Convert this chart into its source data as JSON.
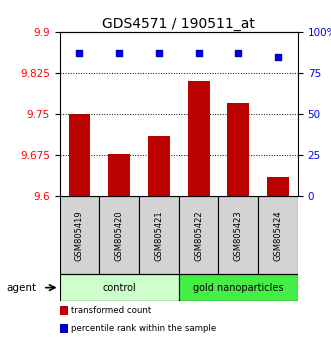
{
  "title": "GDS4571 / 190511_at",
  "samples": [
    "GSM805419",
    "GSM805420",
    "GSM805421",
    "GSM805422",
    "GSM805423",
    "GSM805424"
  ],
  "bar_values": [
    9.75,
    9.678,
    9.71,
    9.81,
    9.77,
    9.635
  ],
  "percentile_values": [
    87,
    87,
    87,
    87,
    87,
    85
  ],
  "bar_color": "#BB0000",
  "percentile_color": "#0000CC",
  "ylim_left": [
    9.6,
    9.9
  ],
  "ylim_right": [
    0,
    100
  ],
  "yticks_left": [
    9.6,
    9.675,
    9.75,
    9.825,
    9.9
  ],
  "ytick_labels_left": [
    "9.6",
    "9.675",
    "9.75",
    "9.825",
    "9.9"
  ],
  "yticks_right": [
    0,
    25,
    50,
    75,
    100
  ],
  "ytick_labels_right": [
    "0",
    "25",
    "50",
    "75",
    "100%"
  ],
  "groups": [
    {
      "label": "control",
      "indices": [
        0,
        1,
        2
      ],
      "color": "#CCFFCC"
    },
    {
      "label": "gold nanoparticles",
      "indices": [
        3,
        4,
        5
      ],
      "color": "#44EE44"
    }
  ],
  "legend_items": [
    {
      "label": "transformed count",
      "color": "#BB0000"
    },
    {
      "label": "percentile rank within the sample",
      "color": "#0000CC"
    }
  ],
  "agent_label": "agent",
  "title_fontsize": 10,
  "tick_fontsize": 7.5,
  "bar_width": 0.55
}
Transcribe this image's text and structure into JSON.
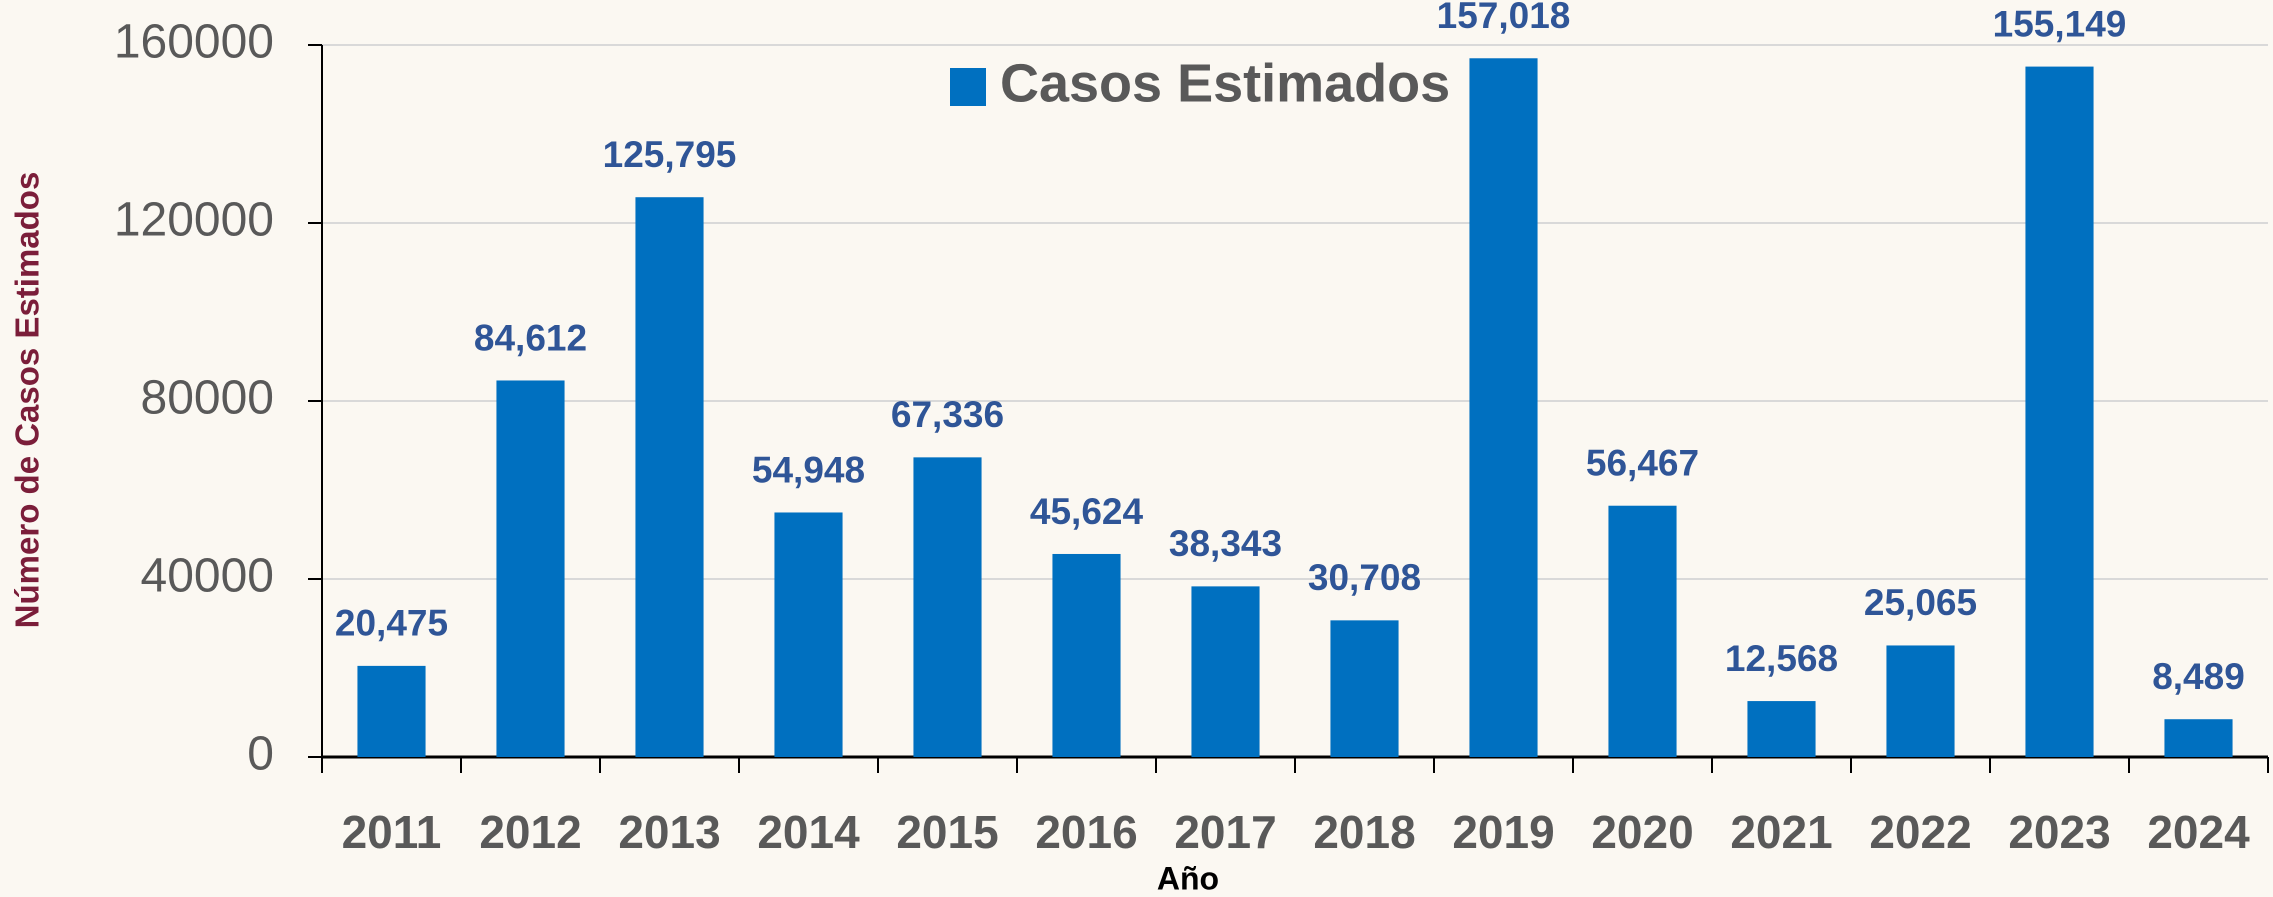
{
  "chart_data": {
    "type": "bar",
    "y_axis_label": "Número de Casos Estimados",
    "x_axis_label": "Año",
    "categories": [
      "2011",
      "2012",
      "2013",
      "2014",
      "2015",
      "2016",
      "2017",
      "2018",
      "2019",
      "2020",
      "2021",
      "2022",
      "2023",
      "2024"
    ],
    "series": [
      {
        "name": "Casos Estimados",
        "color": "#0070c0",
        "values": [
          20475,
          84612,
          125795,
          54948,
          67336,
          45624,
          38343,
          30708,
          157018,
          56467,
          12568,
          25065,
          155149,
          8489
        ],
        "value_labels": [
          "20,475",
          "84,612",
          "125,795",
          "54,948",
          "67,336",
          "45,624",
          "38,343",
          "30,708",
          "157,018",
          "56,467",
          "12,568",
          "25,065",
          "155,149",
          "8,489"
        ]
      }
    ],
    "ylim": [
      0,
      160000
    ],
    "yticks": [
      0,
      40000,
      80000,
      120000,
      160000
    ],
    "grid": true,
    "legend": "top"
  }
}
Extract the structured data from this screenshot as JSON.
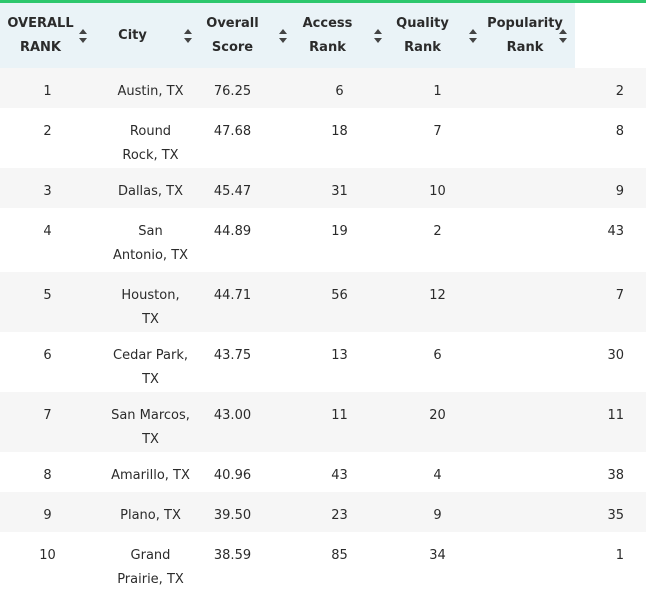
{
  "colors": {
    "accent": "#2dc76d",
    "header_bg": "#eaf3f7",
    "row_alt": "#f6f6f6"
  },
  "headers": [
    {
      "key": "rank",
      "label": "OVERALL RANK",
      "icon": "sort-icon"
    },
    {
      "key": "city",
      "label": "City",
      "icon": "sort-icon"
    },
    {
      "key": "score",
      "label": "Overall Score",
      "icon": "sort-icon"
    },
    {
      "key": "access",
      "label": "Access Rank",
      "icon": "sort-icon"
    },
    {
      "key": "quality",
      "label": "Quality Rank",
      "icon": "sort-icon"
    },
    {
      "key": "popularity",
      "label": "Popularity Rank",
      "icon": "sort-icon"
    }
  ],
  "rows": [
    {
      "rank": "1",
      "city": "Austin, TX",
      "score": "76.25",
      "access": "6",
      "quality": "1",
      "popularity": "2"
    },
    {
      "rank": "2",
      "city": "Round Rock, TX",
      "score": "47.68",
      "access": "18",
      "quality": "7",
      "popularity": "8"
    },
    {
      "rank": "3",
      "city": "Dallas, TX",
      "score": "45.47",
      "access": "31",
      "quality": "10",
      "popularity": "9"
    },
    {
      "rank": "4",
      "city": "San Antonio, TX",
      "score": "44.89",
      "access": "19",
      "quality": "2",
      "popularity": "43"
    },
    {
      "rank": "5",
      "city": "Houston, TX",
      "score": "44.71",
      "access": "56",
      "quality": "12",
      "popularity": "7"
    },
    {
      "rank": "6",
      "city": "Cedar Park, TX",
      "score": "43.75",
      "access": "13",
      "quality": "6",
      "popularity": "30"
    },
    {
      "rank": "7",
      "city": "San Marcos, TX",
      "score": "43.00",
      "access": "11",
      "quality": "20",
      "popularity": "11"
    },
    {
      "rank": "8",
      "city": "Amarillo, TX",
      "score": "40.96",
      "access": "43",
      "quality": "4",
      "popularity": "38"
    },
    {
      "rank": "9",
      "city": "Plano, TX",
      "score": "39.50",
      "access": "23",
      "quality": "9",
      "popularity": "35"
    },
    {
      "rank": "10",
      "city": "Grand Prairie, TX",
      "score": "38.59",
      "access": "85",
      "quality": "34",
      "popularity": "1"
    }
  ]
}
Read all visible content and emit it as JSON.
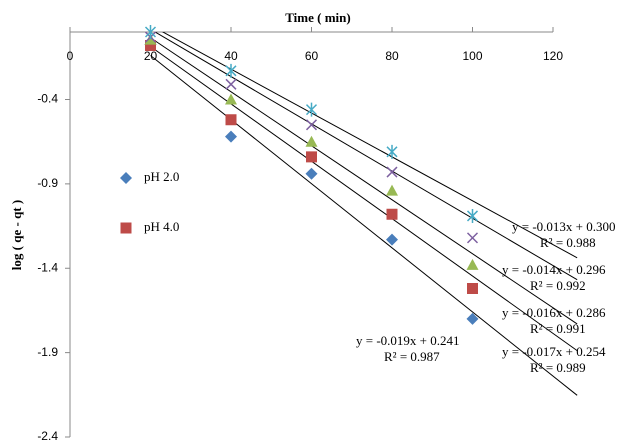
{
  "chart_data": {
    "type": "scatter",
    "title": "Time ( min)",
    "y_label": "log ( qe - qt )",
    "xlim": [
      0,
      120
    ],
    "xticks": [
      0,
      20,
      40,
      60,
      80,
      100,
      120
    ],
    "ylim": [
      -2.4,
      0
    ],
    "yticks": [
      -2.4,
      -1.9,
      -1.4,
      -0.9,
      -0.4
    ],
    "series": [
      {
        "name": "pH 2.0",
        "color": "#4a7ebb",
        "marker": "diamond",
        "x": [
          20,
          40,
          60,
          80,
          100
        ],
        "values": [
          -0.075,
          -0.62,
          -0.84,
          -1.23,
          -1.7
        ]
      },
      {
        "name": "pH 4.0",
        "color": "#be4b48",
        "marker": "square",
        "x": [
          20,
          40,
          60,
          80,
          100
        ],
        "values": [
          -0.08,
          -0.52,
          -0.74,
          -1.08,
          -1.52
        ]
      },
      {
        "color": "#98b954",
        "marker": "triangle",
        "x": [
          20,
          40,
          60,
          80,
          100
        ],
        "values": [
          -0.045,
          -0.4,
          -0.65,
          -0.94,
          -1.38
        ]
      },
      {
        "color": "#7d60a0",
        "marker": "x",
        "x": [
          20,
          40,
          60,
          80,
          100
        ],
        "values": [
          -0.03,
          -0.31,
          -0.55,
          -0.83,
          -1.22
        ]
      },
      {
        "color": "#46aac5",
        "marker": "star",
        "x": [
          20,
          40,
          60,
          80,
          100
        ],
        "values": [
          0.0,
          -0.23,
          -0.46,
          -0.71,
          -1.09
        ]
      }
    ],
    "trendlines": [
      {
        "slope": -0.019,
        "intercept": 0.241,
        "equation": "y = -0.019x + 0.241",
        "r2": "R² = 0.987"
      },
      {
        "slope": -0.017,
        "intercept": 0.254,
        "equation": "y = -0.017x + 0.254",
        "r2": "R² = 0.989"
      },
      {
        "slope": -0.016,
        "intercept": 0.286,
        "equation": "y = -0.016x + 0.286",
        "r2": "R² = 0.991"
      },
      {
        "slope": -0.014,
        "intercept": 0.296,
        "equation": "y = -0.014x + 0.296",
        "r2": "R² = 0.992"
      },
      {
        "slope": -0.013,
        "intercept": 0.3,
        "equation": "y = -0.013x + 0.300",
        "r2": "R² = 0.988"
      }
    ]
  }
}
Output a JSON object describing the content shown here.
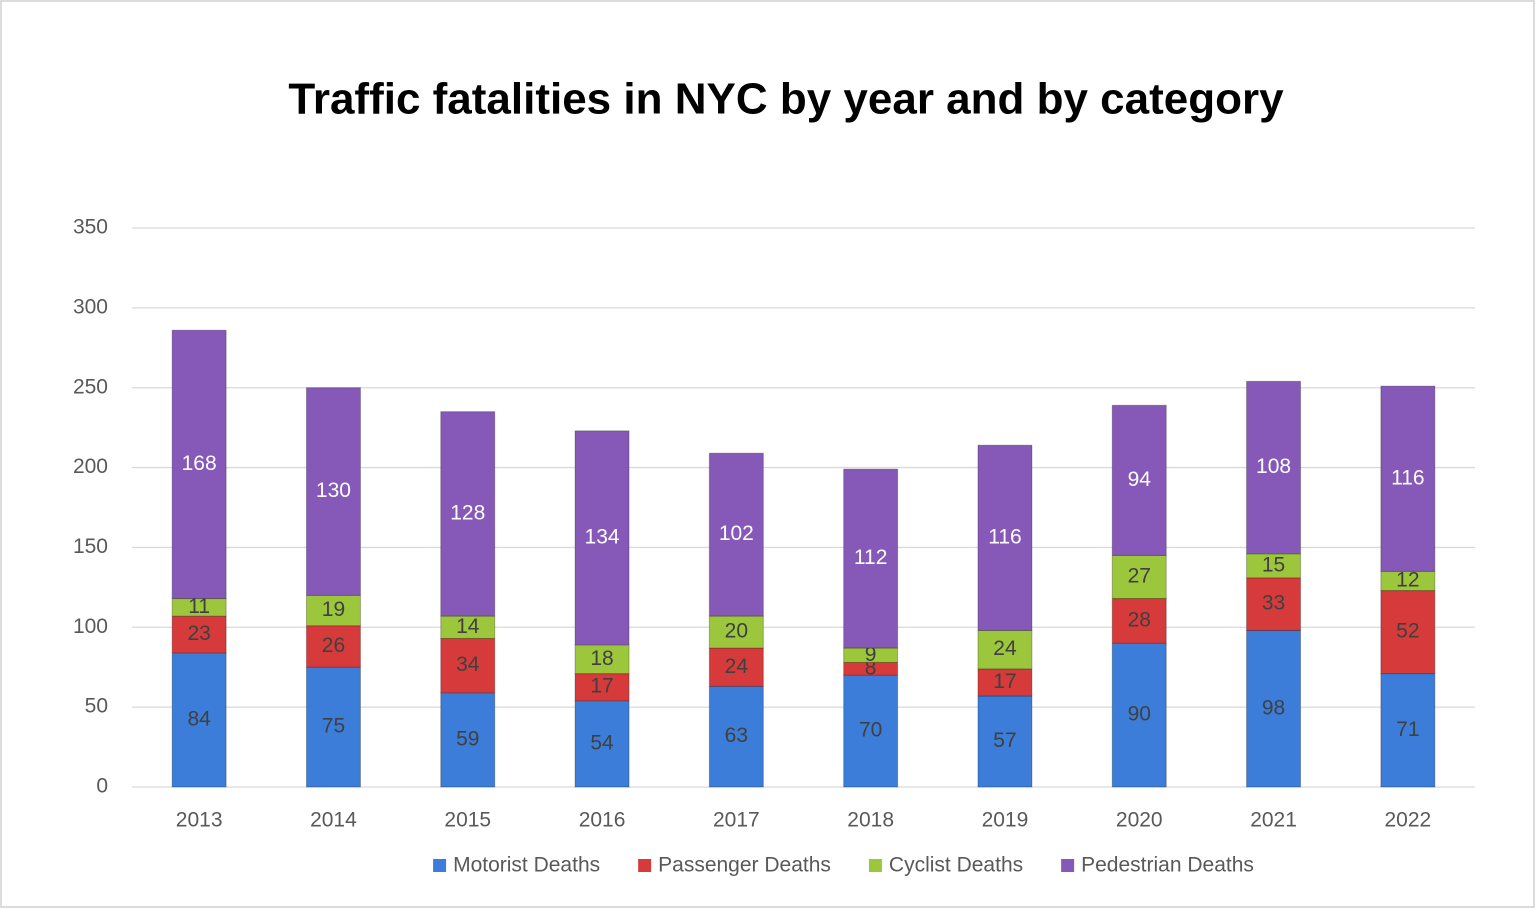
{
  "chart_data": {
    "type": "stacked_bar",
    "title": "Traffic fatalities in NYC by year and by category",
    "categories": [
      "2013",
      "2014",
      "2015",
      "2016",
      "2017",
      "2018",
      "2019",
      "2020",
      "2021",
      "2022"
    ],
    "series": [
      {
        "name": "Motorist Deaths",
        "color": "#3b7dd8",
        "values": [
          84,
          75,
          59,
          54,
          63,
          70,
          57,
          90,
          98,
          71
        ]
      },
      {
        "name": "Passenger Deaths",
        "color": "#d63a3a",
        "values": [
          23,
          26,
          34,
          17,
          24,
          8,
          17,
          28,
          33,
          52
        ]
      },
      {
        "name": "Cyclist Deaths",
        "color": "#9cc63c",
        "values": [
          11,
          19,
          14,
          18,
          20,
          9,
          24,
          27,
          15,
          12
        ]
      },
      {
        "name": "Pedestrian Deaths",
        "color": "#8659b8",
        "values": [
          168,
          130,
          128,
          134,
          102,
          112,
          116,
          94,
          108,
          116
        ]
      }
    ],
    "ylim": [
      0,
      350
    ],
    "yticks": [
      0,
      50,
      100,
      150,
      200,
      250,
      300,
      350
    ],
    "grid": true,
    "legend": "bottom"
  }
}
+++
TASK TO CARRY OUT
Each line that holds the string "type" counts once; give the total and nothing else.

REPLY TO THE EXERCISE
3